**Set task**
Print all of the lines exactly. Any picture among them stays out.

**Raw records**
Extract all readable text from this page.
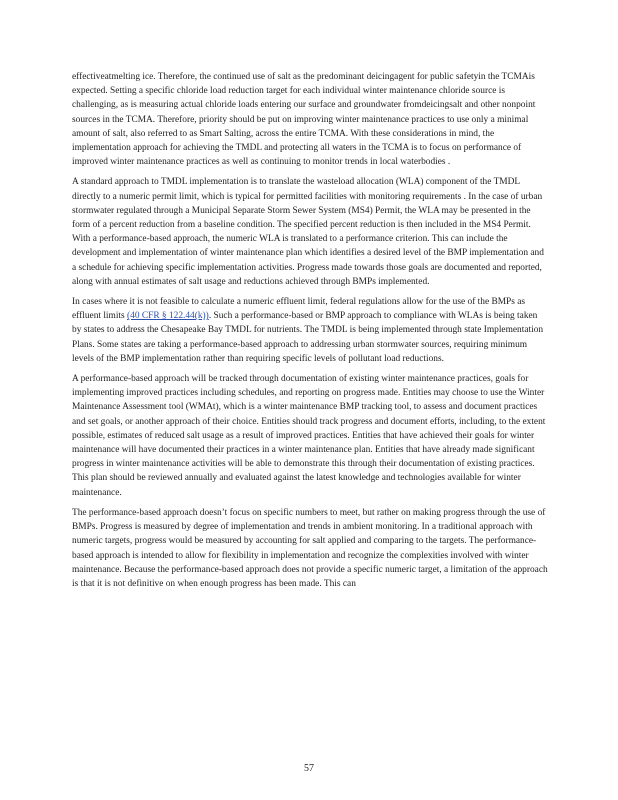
effectiveatmelting ice. Therefore, the continued use of salt as the predominant deicingagent for public safetyin the TCMAis expected. Setting a specific chloride load reduction target for each individual winter maintenance chloride source is challenging, as is measuring actual chloride loads entering our surface and groundwater fromdeicingsalt and other nonpoint sources in the TCMA. Therefore, priority should be put on improving winter maintenance practices to use only a minimal amount of salt, also referred to as Smart Salting, across the entire TCMA. With these considerations in mind, the implementation approach for achieving the TMDL and protecting all waters in the TCMA is to focus on performance of improved winter maintenance practices as well as continuing to monitor trends in local waterbodies .

A standard approach to TMDL implementation is to translate the wasteload allocation (WLA) component of the TMDL directly to a numeric permit limit, which is typical for permitted facilities with monitoring requirements . In the case of urban stormwater regulated through a Municipal Separate Storm Sewer System (MS4) Permit, the WLA may be presented in the form of a percent reduction from a baseline condition. The specified percent reduction is then included in the MS4 Permit. With a performance-based approach, the numeric WLA is translated to a performance criterion. This can include the development and implementation of winter maintenance plan which identifies a desired level of the BMP implementation and a schedule for achieving specific implementation activities. Progress made towards those goals are documented and reported, along with annual estimates of salt usage and reductions achieved through BMPs implemented.

In cases where it is not feasible to calculate a numeric effluent limit, federal regulations allow for the use of the BMPs as effluent limits (40 CFR § 122.44(k)). Such a performance-based or BMP approach to compliance with WLAs is being taken by states to address the Chesapeake Bay TMDL for nutrients. The TMDL is being implemented through state Implementation Plans. Some states are taking a performance-based approach to addressing urban stormwater sources, requiring minimum levels of the BMP implementation rather than requiring specific levels of pollutant load reductions.

A performance-based approach will be tracked through documentation of existing winter maintenance practices, goals for implementing improved practices including schedules, and reporting on progress made. Entities may choose to use the Winter Maintenance Assessment tool (WMAt), which is a winter maintenance BMP tracking tool, to assess and document practices and set goals, or another approach of their choice. Entities should track progress and document efforts, including, to the extent possible, estimates of reduced salt usage as a result of improved practices. Entities that have achieved their goals for winter maintenance will have documented their practices in a winter maintenance plan. Entities that have already made significant progress in winter maintenance activities will be able to demonstrate this through their documentation of existing practices. This plan should be reviewed annually and evaluated against the latest knowledge and technologies available for winter maintenance.

The performance-based approach doesn’t focus on specific numbers to meet, but rather on making progress through the use of BMPs. Progress is measured by degree of implementation and trends in ambient monitoring. In a traditional approach with numeric targets, progress would be measured by accounting for salt applied and comparing to the targets. The performance-based approach is intended to allow for flexibility in implementation and recognize the complexities involved with winter maintenance. Because the performance-based approach does not provide a specific numeric target, a limitation of the approach is that it is not definitive on when enough progress has been made. This can

57
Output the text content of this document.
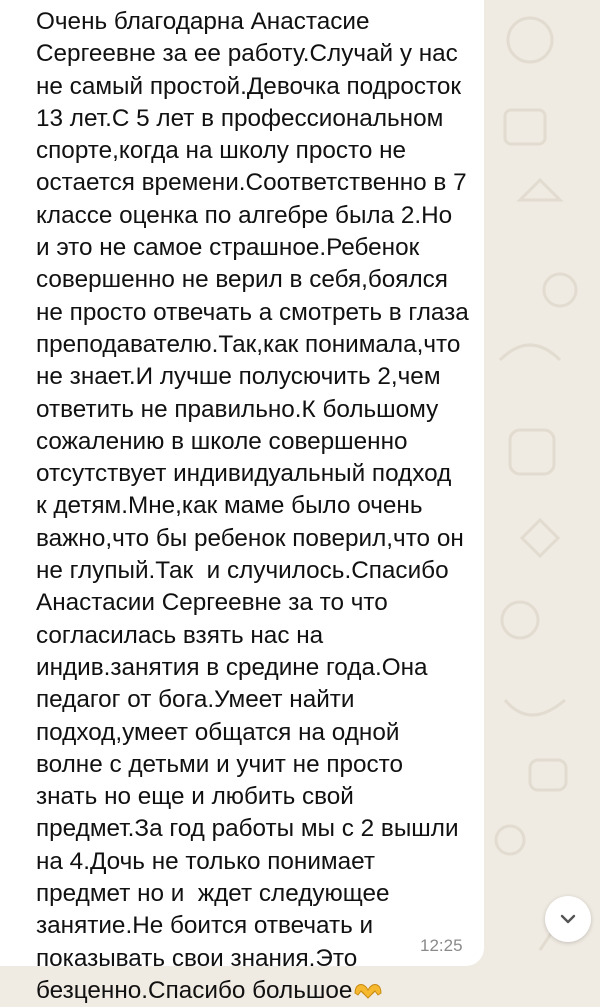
Очень благодарна Анастасие
Сергеевне за ее работу.Случай у нас
не самый простой.Девочка подросток
13 лет.С 5 лет в профессиональном
спорте,когда на школу просто не
остается времени.Соответственно в 7
классе оценка по алгебре была 2.Но
и это не самое страшное.Ребенок
совершенно не верил в себя,боялся
не просто отвечать а смотреть в глаза
преподавателю.Так,как понимала,что
не знает.И лучше полусючить 2,чем
ответить не правильно.К большому
сожалению в школе совершенно
отсутствует индивидуальный подход
к детям.Мне,как маме было очень
важно,что бы ребенок поверил,что он
не глупый.Так  и случилось.Спасибо
Анастасии Сергеевне за то что
согласилась взять нас на
индив.занятия в средине года.Она
педагог от бога.Умеет найти
подход,умеет общатся на одной
волне с детьми и учит не просто
знать но еще и любить свой
предмет.За год работы мы с 2 вышли
на 4.Дочь не только понимает
предмет но и  ждет следующее
занятие.Не боится отвечать и
показывать свои знания.Это
безценно.Спасибо большое

12:25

**Completed exercise**
Extract all readable text from this page.
effectiveatmelting ice. Therefore, the continued use of salt as the predominant deicingagent for public safetyin the TCMAis expected. Setting a specific chloride load reduction target for each individual winter maintenance chloride source is challenging, as is measuring actual chloride loads entering our surface and groundwater fromdeicingsalt and other nonpoint sources in the TCMA. Therefore, priority should be put on improving winter maintenance practices to use only a minimal amount of salt, also referred to as Smart Salting, across the entire TCMA. With these considerations in mind, the implementation approach for achieving the TMDL and protecting all waters in the TCMA is to focus on performance of improved winter maintenance practices as well as continuing to monitor trends in local waterbodies .

A standard approach to TMDL implementation is to translate the wasteload allocation (WLA) component of the TMDL directly to a numeric permit limit, which is typical for permitted facilities with monitoring requirements . In the case of urban stormwater regulated through a Municipal Separate Storm Sewer System (MS4) Permit, the WLA may be presented in the form of a percent reduction from a baseline condition. The specified percent reduction is then included in the MS4 Permit. With a performance-based approach, the numeric WLA is translated to a performance criterion. This can include the development and implementation of winter maintenance plan which identifies a desired level of the BMP implementation and a schedule for achieving specific implementation activities. Progress made towards those goals are documented and reported, along with annual estimates of salt usage and reductions achieved through BMPs implemented.

In cases where it is not feasible to calculate a numeric effluent limit, federal regulations allow for the use of the BMPs as effluent limits (40 CFR § 122.44(k)). Such a performance-based or BMP approach to compliance with WLAs is being taken by states to address the Chesapeake Bay TMDL for nutrients. The TMDL is being implemented through state Implementation Plans. Some states are taking a performance-based approach to addressing urban stormwater sources, requiring minimum levels of the BMP implementation rather than requiring specific levels of pollutant load reductions.

A performance-based approach will be tracked through documentation of existing winter maintenance practices, goals for implementing improved practices including schedules, and reporting on progress made. Entities may choose to use the Winter Maintenance Assessment tool (WMAt), which is a winter maintenance BMP tracking tool, to assess and document practices and set goals, or another approach of their choice. Entities should track progress and document efforts, including, to the extent possible, estimates of reduced salt usage as a result of improved practices. Entities that have achieved their goals for winter maintenance will have documented their practices in a winter maintenance plan. Entities that have already made significant progress in winter maintenance activities will be able to demonstrate this through their documentation of existing practices. This plan should be reviewed annually and evaluated against the latest knowledge and technologies available for winter maintenance.

The performance-based approach doesn’t focus on specific numbers to meet, but rather on making progress through the use of BMPs. Progress is measured by degree of implementation and trends in ambient monitoring. In a traditional approach with numeric targets, progress would be measured by accounting for salt applied and comparing to the targets. The performance-based approach is intended to allow for flexibility in implementation and recognize the complexities involved with winter maintenance. Because the performance-based approach does not provide a specific numeric target, a limitation of the approach is that it is not definitive on when enough progress has been made. This can

57
Output the text content of this document.
Очень благодарна Анастасие
Сергеевне за ее работу.Случай у нас
не самый простой.Девочка подросток
13 лет.С 5 лет в профессиональном
спорте,когда на школу просто не
остается времени.Соответственно в 7
классе оценка по алгебре была 2.Но
и это не самое страшное.Ребенок
совершенно не верил в себя,боялся
не просто отвечать а смотреть в глаза
преподавателю.Так,как понимала,что
не знает.И лучше полусючить 2,чем
ответить не правильно.К большому
сожалению в школе совершенно
отсутствует индивидуальный подход
к детям.Мне,как маме было очень
важно,что бы ребенок поверил,что он
не глупый.Так  и случилось.Спасибо
Анастасии Сергеевне за то что
согласилась взять нас на
индив.занятия в средине года.Она
педагог от бога.Умеет найти
подход,умеет общатся на одной
волне с детьми и учит не просто
знать но еще и любить свой
предмет.За год работы мы с 2 вышли
на 4.Дочь не только понимает
предмет но и  ждет следующее
занятие.Не боится отвечать и
показывать свои знания.Это
безценно.Спасибо большое

12:25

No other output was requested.